## To be done
Which lines have the string "evropske"? Copy all of them from the entries below.

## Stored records
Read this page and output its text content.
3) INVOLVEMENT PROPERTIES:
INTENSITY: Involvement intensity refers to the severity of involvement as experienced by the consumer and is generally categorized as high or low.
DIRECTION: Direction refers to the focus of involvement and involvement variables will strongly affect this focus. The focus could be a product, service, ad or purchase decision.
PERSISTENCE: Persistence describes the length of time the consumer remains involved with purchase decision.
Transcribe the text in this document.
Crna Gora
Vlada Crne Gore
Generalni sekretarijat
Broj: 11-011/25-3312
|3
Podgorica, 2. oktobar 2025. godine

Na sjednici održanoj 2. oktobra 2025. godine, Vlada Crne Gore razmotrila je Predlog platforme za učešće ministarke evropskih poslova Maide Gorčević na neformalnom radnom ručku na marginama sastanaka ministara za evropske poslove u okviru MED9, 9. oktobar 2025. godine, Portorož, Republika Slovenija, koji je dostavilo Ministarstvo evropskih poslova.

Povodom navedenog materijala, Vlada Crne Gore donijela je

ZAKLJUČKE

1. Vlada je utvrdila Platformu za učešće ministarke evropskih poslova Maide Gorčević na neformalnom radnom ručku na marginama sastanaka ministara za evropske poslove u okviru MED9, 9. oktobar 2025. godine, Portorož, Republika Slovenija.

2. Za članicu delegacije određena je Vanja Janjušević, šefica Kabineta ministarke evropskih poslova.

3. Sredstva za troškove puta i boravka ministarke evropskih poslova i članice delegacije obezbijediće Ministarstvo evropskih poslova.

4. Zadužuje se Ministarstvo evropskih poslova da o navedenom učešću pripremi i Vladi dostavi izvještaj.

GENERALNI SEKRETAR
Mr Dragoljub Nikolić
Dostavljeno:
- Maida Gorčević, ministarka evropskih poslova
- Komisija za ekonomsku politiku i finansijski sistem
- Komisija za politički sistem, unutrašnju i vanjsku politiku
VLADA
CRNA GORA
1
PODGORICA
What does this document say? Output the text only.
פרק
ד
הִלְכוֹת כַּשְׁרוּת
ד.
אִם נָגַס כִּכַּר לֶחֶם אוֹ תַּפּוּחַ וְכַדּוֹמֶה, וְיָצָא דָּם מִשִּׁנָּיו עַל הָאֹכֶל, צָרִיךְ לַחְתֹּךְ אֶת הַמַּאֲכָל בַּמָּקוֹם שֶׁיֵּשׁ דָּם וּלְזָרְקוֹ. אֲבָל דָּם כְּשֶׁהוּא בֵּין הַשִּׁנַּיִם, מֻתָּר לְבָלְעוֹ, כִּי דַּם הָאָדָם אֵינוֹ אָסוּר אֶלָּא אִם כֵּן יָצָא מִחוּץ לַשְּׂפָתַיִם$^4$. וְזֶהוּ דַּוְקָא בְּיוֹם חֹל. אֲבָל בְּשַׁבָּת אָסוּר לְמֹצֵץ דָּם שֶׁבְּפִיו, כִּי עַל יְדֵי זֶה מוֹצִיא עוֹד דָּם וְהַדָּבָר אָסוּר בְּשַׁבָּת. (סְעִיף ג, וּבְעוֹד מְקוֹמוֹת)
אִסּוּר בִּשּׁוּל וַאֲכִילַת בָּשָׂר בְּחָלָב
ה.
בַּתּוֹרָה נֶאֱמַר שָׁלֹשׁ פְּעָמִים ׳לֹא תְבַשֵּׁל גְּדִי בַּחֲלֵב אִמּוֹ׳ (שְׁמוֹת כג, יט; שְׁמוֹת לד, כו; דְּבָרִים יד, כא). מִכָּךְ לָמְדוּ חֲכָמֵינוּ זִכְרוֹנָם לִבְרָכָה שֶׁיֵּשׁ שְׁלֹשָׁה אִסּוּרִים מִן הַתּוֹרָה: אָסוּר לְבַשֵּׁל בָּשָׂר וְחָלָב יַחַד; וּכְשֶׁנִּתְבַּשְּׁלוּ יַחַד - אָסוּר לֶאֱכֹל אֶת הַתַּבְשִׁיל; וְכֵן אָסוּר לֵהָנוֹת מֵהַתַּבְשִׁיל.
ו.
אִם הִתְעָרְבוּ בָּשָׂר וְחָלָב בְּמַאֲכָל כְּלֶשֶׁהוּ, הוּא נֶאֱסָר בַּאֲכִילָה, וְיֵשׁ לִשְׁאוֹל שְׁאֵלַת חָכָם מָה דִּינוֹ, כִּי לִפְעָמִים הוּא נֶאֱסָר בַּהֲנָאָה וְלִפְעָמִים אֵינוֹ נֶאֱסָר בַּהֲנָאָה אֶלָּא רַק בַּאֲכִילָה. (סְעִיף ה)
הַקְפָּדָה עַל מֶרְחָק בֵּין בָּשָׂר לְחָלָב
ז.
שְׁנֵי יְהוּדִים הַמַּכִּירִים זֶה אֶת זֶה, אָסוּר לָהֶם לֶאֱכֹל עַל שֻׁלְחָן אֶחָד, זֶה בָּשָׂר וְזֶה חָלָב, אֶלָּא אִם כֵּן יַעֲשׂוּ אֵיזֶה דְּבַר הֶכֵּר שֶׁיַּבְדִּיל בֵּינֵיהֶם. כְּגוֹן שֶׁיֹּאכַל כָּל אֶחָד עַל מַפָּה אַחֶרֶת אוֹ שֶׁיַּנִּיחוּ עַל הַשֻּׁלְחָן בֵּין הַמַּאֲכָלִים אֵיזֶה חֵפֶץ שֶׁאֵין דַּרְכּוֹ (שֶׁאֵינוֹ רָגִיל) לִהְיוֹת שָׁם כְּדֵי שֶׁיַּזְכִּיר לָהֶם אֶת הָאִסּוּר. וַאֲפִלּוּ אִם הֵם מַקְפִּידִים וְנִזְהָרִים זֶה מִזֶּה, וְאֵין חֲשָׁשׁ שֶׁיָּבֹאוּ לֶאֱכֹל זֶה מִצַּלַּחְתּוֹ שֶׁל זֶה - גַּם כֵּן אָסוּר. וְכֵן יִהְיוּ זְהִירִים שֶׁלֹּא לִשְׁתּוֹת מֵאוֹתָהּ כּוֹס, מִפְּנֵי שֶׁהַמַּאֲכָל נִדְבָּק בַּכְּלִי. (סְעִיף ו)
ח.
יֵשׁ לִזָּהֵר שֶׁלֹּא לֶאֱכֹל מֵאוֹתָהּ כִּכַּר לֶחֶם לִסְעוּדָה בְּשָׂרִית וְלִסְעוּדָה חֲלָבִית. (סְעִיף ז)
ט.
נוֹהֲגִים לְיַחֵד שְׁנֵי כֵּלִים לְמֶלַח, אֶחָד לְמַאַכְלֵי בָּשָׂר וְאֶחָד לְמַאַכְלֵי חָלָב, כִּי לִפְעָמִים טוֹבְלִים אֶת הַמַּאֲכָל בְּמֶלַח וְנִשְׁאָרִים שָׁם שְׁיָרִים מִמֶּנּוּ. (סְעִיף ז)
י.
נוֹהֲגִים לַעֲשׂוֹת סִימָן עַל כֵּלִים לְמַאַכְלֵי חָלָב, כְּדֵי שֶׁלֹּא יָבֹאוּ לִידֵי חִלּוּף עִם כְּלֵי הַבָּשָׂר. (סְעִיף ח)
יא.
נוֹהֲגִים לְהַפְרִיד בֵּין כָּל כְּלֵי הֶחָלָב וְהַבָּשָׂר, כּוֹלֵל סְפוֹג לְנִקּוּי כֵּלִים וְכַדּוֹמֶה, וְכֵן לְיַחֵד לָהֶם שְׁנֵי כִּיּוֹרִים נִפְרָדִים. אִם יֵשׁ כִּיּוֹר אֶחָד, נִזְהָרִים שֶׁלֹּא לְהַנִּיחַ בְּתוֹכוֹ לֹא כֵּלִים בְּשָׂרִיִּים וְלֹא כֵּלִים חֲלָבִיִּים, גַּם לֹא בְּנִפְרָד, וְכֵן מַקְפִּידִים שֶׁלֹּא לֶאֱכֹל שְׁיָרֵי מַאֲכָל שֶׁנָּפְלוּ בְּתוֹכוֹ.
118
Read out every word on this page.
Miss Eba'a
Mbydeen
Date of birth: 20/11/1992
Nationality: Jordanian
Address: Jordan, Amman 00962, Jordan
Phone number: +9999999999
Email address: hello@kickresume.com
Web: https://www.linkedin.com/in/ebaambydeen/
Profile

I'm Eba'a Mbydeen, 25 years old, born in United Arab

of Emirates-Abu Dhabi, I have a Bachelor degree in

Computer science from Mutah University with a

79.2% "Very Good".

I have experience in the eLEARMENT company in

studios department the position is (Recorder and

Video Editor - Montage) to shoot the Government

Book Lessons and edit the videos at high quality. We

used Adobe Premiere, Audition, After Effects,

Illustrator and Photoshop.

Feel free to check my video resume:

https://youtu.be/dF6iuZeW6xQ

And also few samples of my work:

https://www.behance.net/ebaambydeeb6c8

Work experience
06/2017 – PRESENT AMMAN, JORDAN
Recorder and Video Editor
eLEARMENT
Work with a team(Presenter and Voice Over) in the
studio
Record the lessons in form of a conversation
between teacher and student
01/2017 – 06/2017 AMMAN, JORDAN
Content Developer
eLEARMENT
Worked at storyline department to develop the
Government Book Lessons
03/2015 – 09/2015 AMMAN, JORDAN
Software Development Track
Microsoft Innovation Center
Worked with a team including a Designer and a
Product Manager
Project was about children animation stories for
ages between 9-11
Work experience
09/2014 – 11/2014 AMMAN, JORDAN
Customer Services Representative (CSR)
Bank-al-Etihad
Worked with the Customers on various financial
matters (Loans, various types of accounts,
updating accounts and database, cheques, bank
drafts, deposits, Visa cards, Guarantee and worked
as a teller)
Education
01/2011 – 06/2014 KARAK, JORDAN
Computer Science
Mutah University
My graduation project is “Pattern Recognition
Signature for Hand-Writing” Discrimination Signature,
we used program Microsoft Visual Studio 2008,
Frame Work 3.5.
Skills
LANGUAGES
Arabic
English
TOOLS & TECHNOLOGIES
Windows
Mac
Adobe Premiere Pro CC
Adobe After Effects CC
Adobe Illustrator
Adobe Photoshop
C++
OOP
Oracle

## Output below
Na sjednici održanoj 2. oktobra 2025. godine, Vlada Crne Gore razmotrila je Predlog platforme za učešće ministarke evropskih poslova Maide Gorčević na neformalnom radnom ručku na marginama sastanaka ministara za evropske poslove u okviru MED9, 9. oktobar 2025. godine, Portorož, Republika Slovenija, koji je dostavilo Ministarstvo evropskih poslova.
1. Vlada je utvrdila Platformu za učešće ministarke evropskih poslova Maide Gorčević na neformalnom radnom ručku na marginama sastanaka ministara za evropske poslove u okviru MED9, 9. oktobar 2025. godine, Portorož, Republika Slovenija.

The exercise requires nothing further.